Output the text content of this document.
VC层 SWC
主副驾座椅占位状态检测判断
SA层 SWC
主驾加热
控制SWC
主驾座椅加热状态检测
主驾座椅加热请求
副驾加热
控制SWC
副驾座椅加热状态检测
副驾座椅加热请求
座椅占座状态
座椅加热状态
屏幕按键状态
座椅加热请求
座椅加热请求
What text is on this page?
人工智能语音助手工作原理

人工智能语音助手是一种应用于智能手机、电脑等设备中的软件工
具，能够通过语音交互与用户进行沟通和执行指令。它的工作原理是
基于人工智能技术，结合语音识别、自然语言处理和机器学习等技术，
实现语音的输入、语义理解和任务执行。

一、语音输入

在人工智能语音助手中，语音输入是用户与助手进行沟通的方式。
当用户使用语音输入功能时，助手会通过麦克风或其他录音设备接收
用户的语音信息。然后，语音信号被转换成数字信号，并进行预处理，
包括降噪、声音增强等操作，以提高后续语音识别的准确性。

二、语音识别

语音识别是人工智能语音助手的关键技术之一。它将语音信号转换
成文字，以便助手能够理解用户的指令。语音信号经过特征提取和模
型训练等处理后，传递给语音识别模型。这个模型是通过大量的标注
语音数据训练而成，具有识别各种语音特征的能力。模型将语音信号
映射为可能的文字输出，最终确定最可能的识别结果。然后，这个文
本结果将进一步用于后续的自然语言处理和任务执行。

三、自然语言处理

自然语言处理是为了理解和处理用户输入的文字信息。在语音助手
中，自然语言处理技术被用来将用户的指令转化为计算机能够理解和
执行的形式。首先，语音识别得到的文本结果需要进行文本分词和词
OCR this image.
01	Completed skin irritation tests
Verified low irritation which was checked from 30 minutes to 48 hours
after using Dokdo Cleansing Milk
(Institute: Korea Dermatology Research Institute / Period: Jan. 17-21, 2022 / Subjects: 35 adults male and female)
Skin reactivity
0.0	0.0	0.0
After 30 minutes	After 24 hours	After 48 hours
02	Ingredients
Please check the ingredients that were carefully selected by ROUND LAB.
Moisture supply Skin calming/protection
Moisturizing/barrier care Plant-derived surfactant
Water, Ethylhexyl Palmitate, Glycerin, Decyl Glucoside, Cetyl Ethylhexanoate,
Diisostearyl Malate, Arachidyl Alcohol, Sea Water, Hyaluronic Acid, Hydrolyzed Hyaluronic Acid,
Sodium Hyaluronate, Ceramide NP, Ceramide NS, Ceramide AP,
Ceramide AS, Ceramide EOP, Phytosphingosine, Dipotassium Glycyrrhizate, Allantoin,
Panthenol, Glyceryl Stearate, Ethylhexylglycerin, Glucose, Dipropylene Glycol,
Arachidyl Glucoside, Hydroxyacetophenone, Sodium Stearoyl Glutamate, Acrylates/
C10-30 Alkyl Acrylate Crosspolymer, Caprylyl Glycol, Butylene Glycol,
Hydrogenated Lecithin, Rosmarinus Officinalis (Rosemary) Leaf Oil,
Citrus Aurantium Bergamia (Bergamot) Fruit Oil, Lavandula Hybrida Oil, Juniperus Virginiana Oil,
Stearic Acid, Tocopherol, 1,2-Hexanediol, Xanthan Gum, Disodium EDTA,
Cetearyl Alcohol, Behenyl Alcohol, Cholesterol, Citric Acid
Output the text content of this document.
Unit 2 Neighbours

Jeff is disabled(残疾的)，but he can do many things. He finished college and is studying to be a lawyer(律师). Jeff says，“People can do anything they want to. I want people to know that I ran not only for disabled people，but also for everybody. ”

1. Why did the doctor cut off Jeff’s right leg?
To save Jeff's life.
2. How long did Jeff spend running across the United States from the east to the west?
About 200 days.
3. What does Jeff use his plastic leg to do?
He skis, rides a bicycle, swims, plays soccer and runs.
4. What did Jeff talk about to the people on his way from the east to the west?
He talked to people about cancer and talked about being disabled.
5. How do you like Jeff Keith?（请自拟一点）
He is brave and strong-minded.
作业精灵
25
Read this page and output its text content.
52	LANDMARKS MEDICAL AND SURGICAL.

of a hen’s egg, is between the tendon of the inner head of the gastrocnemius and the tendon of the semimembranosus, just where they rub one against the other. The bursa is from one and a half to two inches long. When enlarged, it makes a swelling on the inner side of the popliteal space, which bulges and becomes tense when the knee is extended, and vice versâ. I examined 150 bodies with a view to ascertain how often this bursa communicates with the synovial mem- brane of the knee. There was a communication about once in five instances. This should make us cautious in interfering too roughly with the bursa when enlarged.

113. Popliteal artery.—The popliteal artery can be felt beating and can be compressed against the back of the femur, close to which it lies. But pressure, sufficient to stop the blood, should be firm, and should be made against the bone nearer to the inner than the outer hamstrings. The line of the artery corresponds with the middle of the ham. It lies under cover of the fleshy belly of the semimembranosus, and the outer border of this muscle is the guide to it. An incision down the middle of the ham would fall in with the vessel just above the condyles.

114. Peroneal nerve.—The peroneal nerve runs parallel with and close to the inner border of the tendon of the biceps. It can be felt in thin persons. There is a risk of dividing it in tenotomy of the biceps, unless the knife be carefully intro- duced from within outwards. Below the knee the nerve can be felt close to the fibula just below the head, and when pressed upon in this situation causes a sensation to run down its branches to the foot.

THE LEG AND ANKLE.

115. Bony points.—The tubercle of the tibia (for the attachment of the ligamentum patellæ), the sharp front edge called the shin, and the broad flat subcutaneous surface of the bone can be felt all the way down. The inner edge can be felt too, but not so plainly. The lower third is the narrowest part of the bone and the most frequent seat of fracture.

───

Aim: Print out all the entries precisely as written.

Answer:
Output the text content of this document.
VC层 SWC
主副驾座椅占位状态检测判断
SA层 SWC
主驾加热
控制SWC
主驾座椅加热状态检测
主驾座椅加热请求
副驾加热
控制SWC
副驾座椅加热状态检测
副驾座椅加热请求
座椅占座状态
座椅加热状态
屏幕按键状态
座椅加热请求
座椅加热请求
What text is on this page?
人工智能语音助手工作原理

人工智能语音助手是一种应用于智能手机、电脑等设备中的软件工
具，能够通过语音交互与用户进行沟通和执行指令。它的工作原理是
基于人工智能技术，结合语音识别、自然语言处理和机器学习等技术，
实现语音的输入、语义理解和任务执行。

一、语音输入

在人工智能语音助手中，语音输入是用户与助手进行沟通的方式。
当用户使用语音输入功能时，助手会通过麦克风或其他录音设备接收
用户的语音信息。然后，语音信号被转换成数字信号，并进行预处理，
包括降噪、声音增强等操作，以提高后续语音识别的准确性。

二、语音识别

语音识别是人工智能语音助手的关键技术之一。它将语音信号转换
成文字，以便助手能够理解用户的指令。语音信号经过特征提取和模
型训练等处理后，传递给语音识别模型。这个模型是通过大量的标注
语音数据训练而成，具有识别各种语音特征的能力。模型将语音信号
映射为可能的文字输出，最终确定最可能的识别结果。然后，这个文
本结果将进一步用于后续的自然语言处理和任务执行。

三、自然语言处理

自然语言处理是为了理解和处理用户输入的文字信息。在语音助手
中，自然语言处理技术被用来将用户的指令转化为计算机能够理解和
执行的形式。首先，语音识别得到的文本结果需要进行文本分词和词
OCR this image.
01	Completed skin irritation tests
Verified low irritation which was checked from 30 minutes to 48 hours
after using Dokdo Cleansing Milk
(Institute: Korea Dermatology Research Institute / Period: Jan. 17-21, 2022 / Subjects: 35 adults male and female)
Skin reactivity
0.0	0.0	0.0
After 30 minutes	After 24 hours	After 48 hours
02	Ingredients
Please check the ingredients that were carefully selected by ROUND LAB.
Moisture supply Skin calming/protection
Moisturizing/barrier care Plant-derived surfactant
Water, Ethylhexyl Palmitate, Glycerin, Decyl Glucoside, Cetyl Ethylhexanoate,
Diisostearyl Malate, Arachidyl Alcohol, Sea Water, Hyaluronic Acid, Hydrolyzed Hyaluronic Acid,
Sodium Hyaluronate, Ceramide NP, Ceramide NS, Ceramide AP,
Ceramide AS, Ceramide EOP, Phytosphingosine, Dipotassium Glycyrrhizate, Allantoin,
Panthenol, Glyceryl Stearate, Ethylhexylglycerin, Glucose, Dipropylene Glycol,
Arachidyl Glucoside, Hydroxyacetophenone, Sodium Stearoyl Glutamate, Acrylates/
C10-30 Alkyl Acrylate Crosspolymer, Caprylyl Glycol, Butylene Glycol,
Hydrogenated Lecithin, Rosmarinus Officinalis (Rosemary) Leaf Oil,
Citrus Aurantium Bergamia (Bergamot) Fruit Oil, Lavandula Hybrida Oil, Juniperus Virginiana Oil,
Stearic Acid, Tocopherol, 1,2-Hexanediol, Xanthan Gum, Disodium EDTA,
Cetearyl Alcohol, Behenyl Alcohol, Cholesterol, Citric Acid
Output the text content of this document.
Unit 2 Neighbours

Jeff is disabled(残疾的)，but he can do many things. He finished college and is studying to be a lawyer(律师). Jeff says，“People can do anything they want to. I want people to know that I ran not only for disabled people，but also for everybody. ”

1. Why did the doctor cut off Jeff’s right leg?
To save Jeff's life.
2. How long did Jeff spend running across the United States from the east to the west?
About 200 days.
3. What does Jeff use his plastic leg to do?
He skis, rides a bicycle, swims, plays soccer and runs.
4. What did Jeff talk about to the people on his way from the east to the west?
He talked to people about cancer and talked about being disabled.
5. How do you like Jeff Keith?（请自拟一点）
He is brave and strong-minded.
作业精灵
25
Read this page and output its text content.
52	LANDMARKS MEDICAL AND SURGICAL.

of a hen’s egg, is between the tendon of the inner head of the gastrocnemius and the tendon of the semimembranosus, just where they rub one against the other. The bursa is from one and a half to two inches long. When enlarged, it makes a swelling on the inner side of the popliteal space, which bulges and becomes tense when the knee is extended, and vice versâ. I examined 150 bodies with a view to ascertain how often this bursa communicates with the synovial mem- brane of the knee. There was a communication about once in five instances. This should make us cautious in interfering too roughly with the bursa when enlarged.

113. Popliteal artery.—The popliteal artery can be felt beating and can be compressed against the back of the femur, close to which it lies. But pressure, sufficient to stop the blood, should be firm, and should be made against the bone nearer to the inner than the outer hamstrings. The line of the artery corresponds with the middle of the ham. It lies under cover of the fleshy belly of the semimembranosus, and the outer border of this muscle is the guide to it. An incision down the middle of the ham would fall in with the vessel just above the condyles.

114. Peroneal nerve.—The peroneal nerve runs parallel with and close to the inner border of the tendon of the biceps. It can be felt in thin persons. There is a risk of dividing it in tenotomy of the biceps, unless the knife be carefully intro- duced from within outwards. Below the knee the nerve can be felt close to the fibula just below the head, and when pressed upon in this situation causes a sensation to run down its branches to the foot.

THE LEG AND ANKLE.

115. Bony points.—The tubercle of the tibia (for the attachment of the ligamentum patellæ), the sharp front edge called the shin, and the broad flat subcutaneous surface of the bone can be felt all the way down. The inner edge can be felt too, but not so plainly. The lower third is the narrowest part of the bone and the most frequent seat of fracture.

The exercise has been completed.